### Short problem
Repeat the material below exactly, with no pictures.

****************************************

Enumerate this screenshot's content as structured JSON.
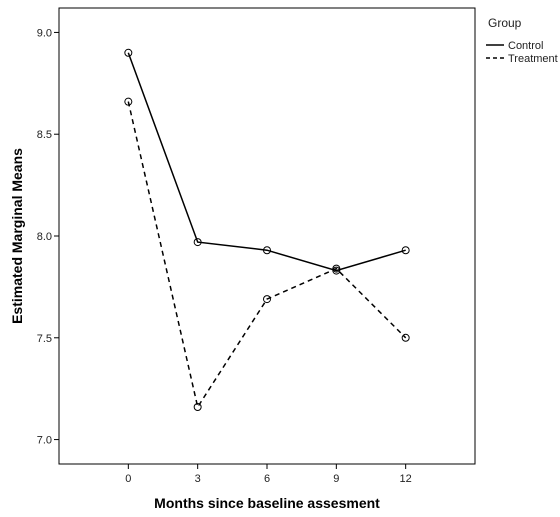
{
  "chart_data": {
    "type": "line",
    "title": "",
    "xlabel": "Months since baseline assesment",
    "ylabel": "Estimated Marginal Means",
    "x": [
      0,
      3,
      6,
      9,
      12
    ],
    "x_tick_labels": [
      "0",
      "3",
      "6",
      "9",
      "12"
    ],
    "y_tick_values": [
      7.0,
      7.5,
      8.0,
      8.5,
      9.0
    ],
    "y_tick_labels": [
      "7.0",
      "7.5",
      "8.0",
      "8.5",
      "9.0"
    ],
    "xlim": [
      -3,
      15
    ],
    "ylim": [
      6.88,
      9.12
    ],
    "grid": false,
    "legend": {
      "title": "Group",
      "placement": "top-right, outside plot"
    },
    "series": [
      {
        "name": "Control",
        "style": "solid",
        "values": [
          8.9,
          7.97,
          7.93,
          7.83,
          7.93
        ]
      },
      {
        "name": "Treatment",
        "style": "dashed",
        "values": [
          8.66,
          7.16,
          7.69,
          7.84,
          7.5
        ]
      }
    ],
    "colors": {
      "line": "#000000",
      "frame": "#000000",
      "background": "#ffffff"
    }
  }
}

****************************************

### Task solution
Enumerate this screenshot's content as structured JSON.
{
  "chart_data": {
    "type": "line",
    "title": "",
    "xlabel": "Months since baseline assesment",
    "ylabel": "Estimated Marginal Means",
    "x": [
      0,
      3,
      6,
      9,
      12
    ],
    "x_tick_labels": [
      "0",
      "3",
      "6",
      "9",
      "12"
    ],
    "y_tick_values": [
      7.0,
      7.5,
      8.0,
      8.5,
      9.0
    ],
    "y_tick_labels": [
      "7.0",
      "7.5",
      "8.0",
      "8.5",
      "9.0"
    ],
    "xlim": [
      -3,
      15
    ],
    "ylim": [
      6.88,
      9.12
    ],
    "grid": false,
    "legend": {
      "title": "Group",
      "placement": "top-right, outside plot"
    },
    "series": [
      {
        "name": "Control",
        "style": "solid",
        "values": [
          8.9,
          7.97,
          7.93,
          7.83,
          7.93
        ]
      },
      {
        "name": "Treatment",
        "style": "dashed",
        "values": [
          8.66,
          7.16,
          7.69,
          7.84,
          7.5
        ]
      }
    ],
    "colors": {
      "line": "#000000",
      "frame": "#000000",
      "background": "#ffffff"
    }
  }
}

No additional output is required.